== What to do ==
Can you print the data exactly and leave out each image?

== Supplied records ==
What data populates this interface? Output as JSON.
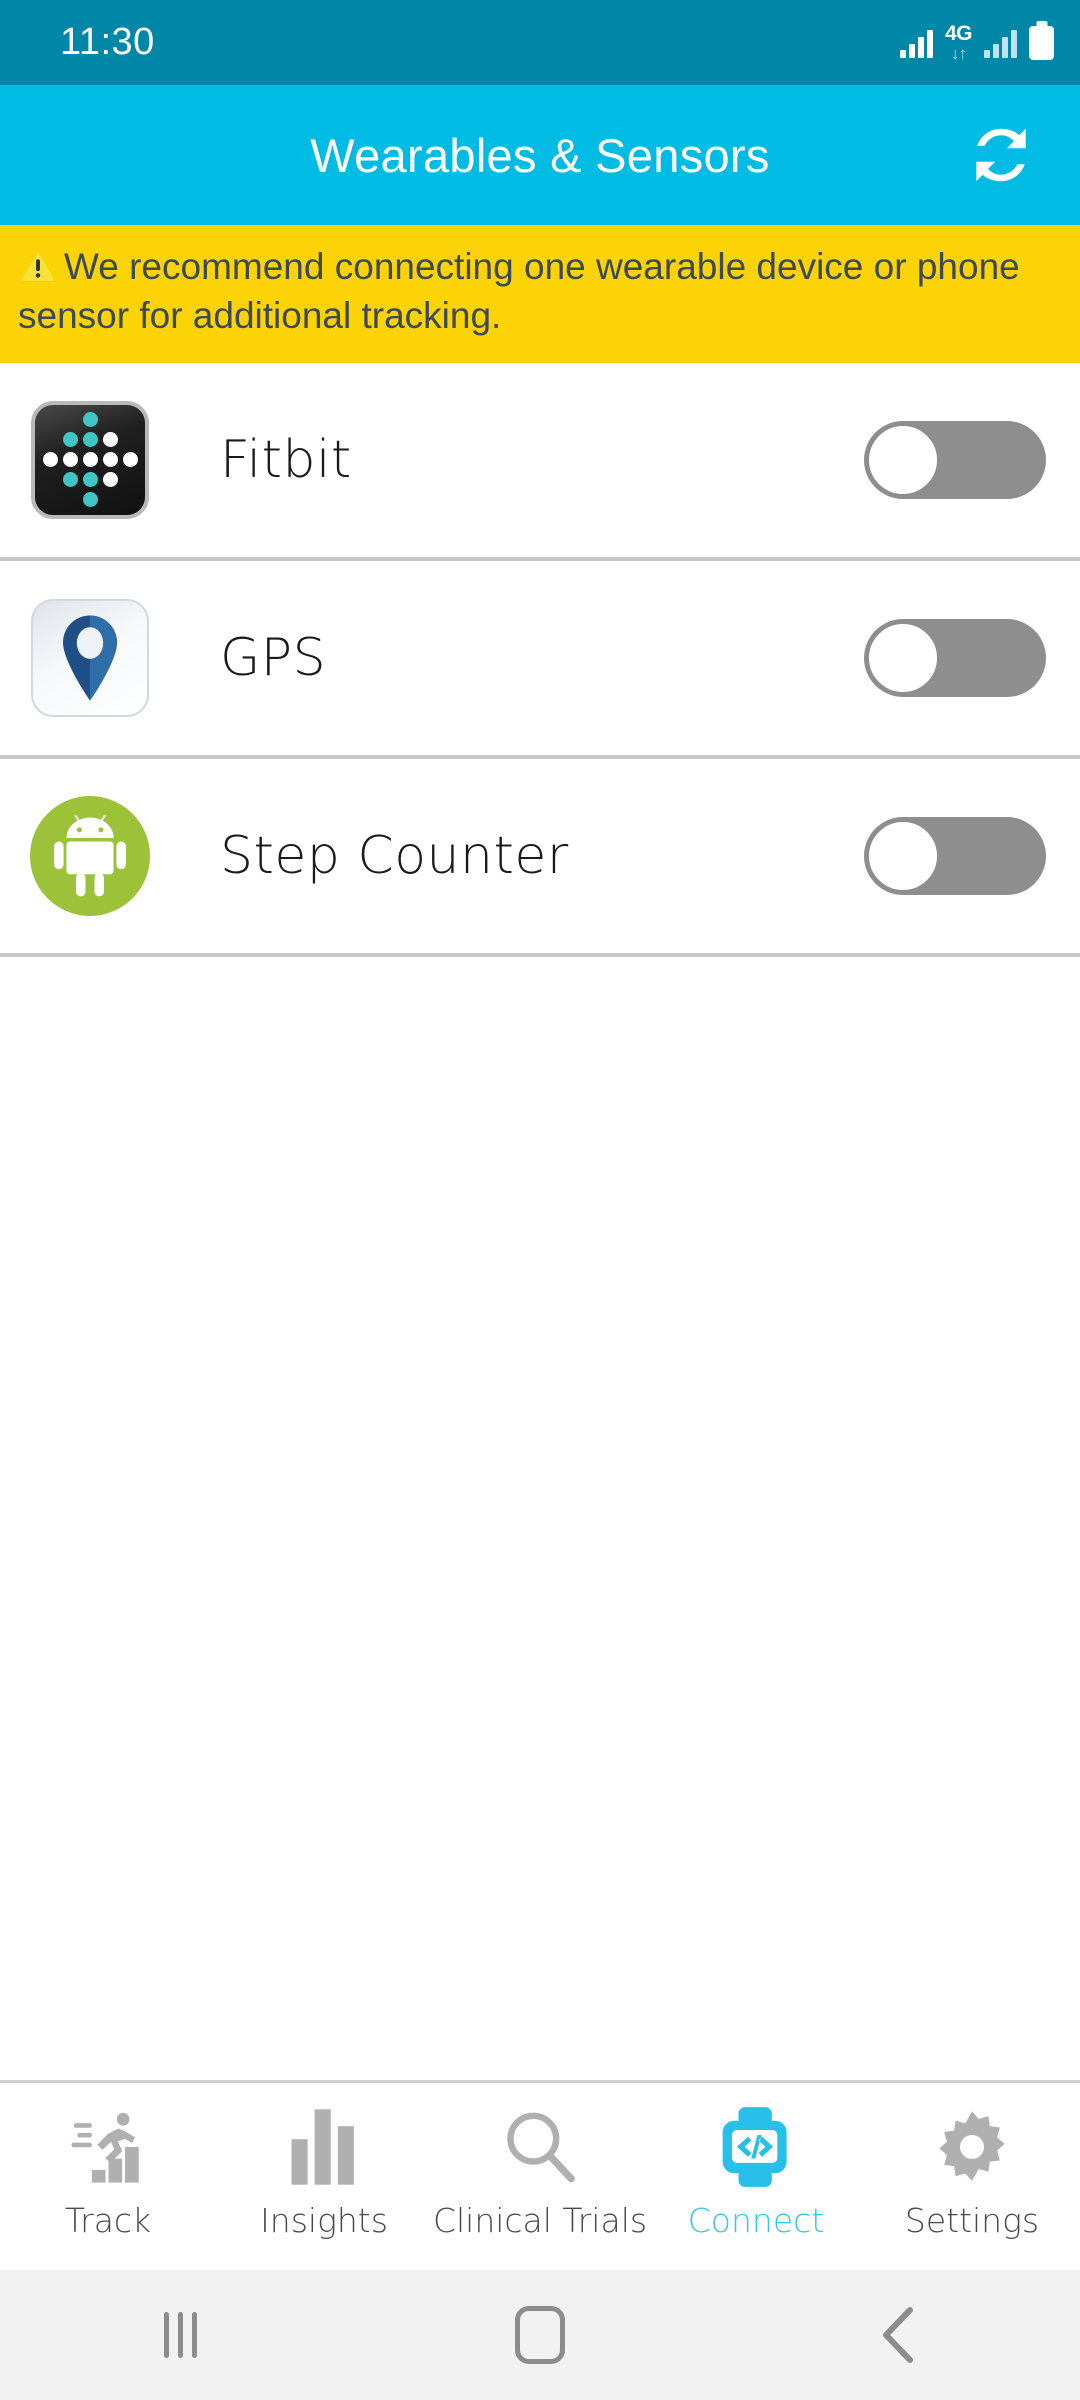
{
  "status_bar": {
    "time": "11:30",
    "network_label": "4G",
    "network_arrows": "↓↑",
    "icons": [
      "signal-bars-icon",
      "network-4g-icon",
      "signal-bars-secondary-icon",
      "battery-icon"
    ]
  },
  "app_bar": {
    "title": "Wearables & Sensors",
    "sync_icon": "sync-refresh-icon"
  },
  "banner": {
    "icon": "warning-triangle-icon",
    "text": "We recommend connecting one wearable device or phone sensor for additional tracking.",
    "background": "#fcd307",
    "text_color": "#3c4a54"
  },
  "devices": [
    {
      "name": "Fitbit",
      "icon": "fitbit-icon",
      "toggle_state": "off"
    },
    {
      "name": "GPS",
      "icon": "gps-pin-icon",
      "toggle_state": "off"
    },
    {
      "name": "Step Counter",
      "icon": "android-robot-icon",
      "toggle_state": "off"
    }
  ],
  "bottom_nav": {
    "active": "Connect",
    "active_color": "#35c6ea",
    "items": [
      {
        "label": "Track",
        "icon": "running-chart-icon"
      },
      {
        "label": "Insights",
        "icon": "bar-chart-icon"
      },
      {
        "label": "Clinical Trials",
        "icon": "magnifier-icon"
      },
      {
        "label": "Connect",
        "icon": "smartwatch-code-icon"
      },
      {
        "label": "Settings",
        "icon": "gear-icon"
      }
    ]
  },
  "system_nav": {
    "items": [
      {
        "name": "recents",
        "icon": "recent-apps-icon"
      },
      {
        "name": "home",
        "icon": "home-icon"
      },
      {
        "name": "back",
        "icon": "back-chevron-icon"
      }
    ]
  },
  "colors": {
    "status_bar": "#0087a8",
    "app_bar": "#00bce4",
    "banner": "#fcd307",
    "toggle_track": "#8e8e8e",
    "android_green": "#9cc23a",
    "fitbit_teal": "#3fc5c5"
  }
}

== Written reply ==
What data populates this interface? Output as JSON.
{
  "status_bar": {
    "time": "11:30",
    "network_label": "4G",
    "network_arrows": "↓↑",
    "icons": [
      "signal-bars-icon",
      "network-4g-icon",
      "signal-bars-secondary-icon",
      "battery-icon"
    ]
  },
  "app_bar": {
    "title": "Wearables & Sensors",
    "sync_icon": "sync-refresh-icon"
  },
  "banner": {
    "icon": "warning-triangle-icon",
    "text": "We recommend connecting one wearable device or phone sensor for additional tracking.",
    "background": "#fcd307",
    "text_color": "#3c4a54"
  },
  "devices": [
    {
      "name": "Fitbit",
      "icon": "fitbit-icon",
      "toggle_state": "off"
    },
    {
      "name": "GPS",
      "icon": "gps-pin-icon",
      "toggle_state": "off"
    },
    {
      "name": "Step Counter",
      "icon": "android-robot-icon",
      "toggle_state": "off"
    }
  ],
  "bottom_nav": {
    "active": "Connect",
    "active_color": "#35c6ea",
    "items": [
      {
        "label": "Track",
        "icon": "running-chart-icon"
      },
      {
        "label": "Insights",
        "icon": "bar-chart-icon"
      },
      {
        "label": "Clinical Trials",
        "icon": "magnifier-icon"
      },
      {
        "label": "Connect",
        "icon": "smartwatch-code-icon"
      },
      {
        "label": "Settings",
        "icon": "gear-icon"
      }
    ]
  },
  "system_nav": {
    "items": [
      {
        "name": "recents",
        "icon": "recent-apps-icon"
      },
      {
        "name": "home",
        "icon": "home-icon"
      },
      {
        "name": "back",
        "icon": "back-chevron-icon"
      }
    ]
  },
  "colors": {
    "status_bar": "#0087a8",
    "app_bar": "#00bce4",
    "banner": "#fcd307",
    "toggle_track": "#8e8e8e",
    "android_green": "#9cc23a",
    "fitbit_teal": "#3fc5c5"
  }
}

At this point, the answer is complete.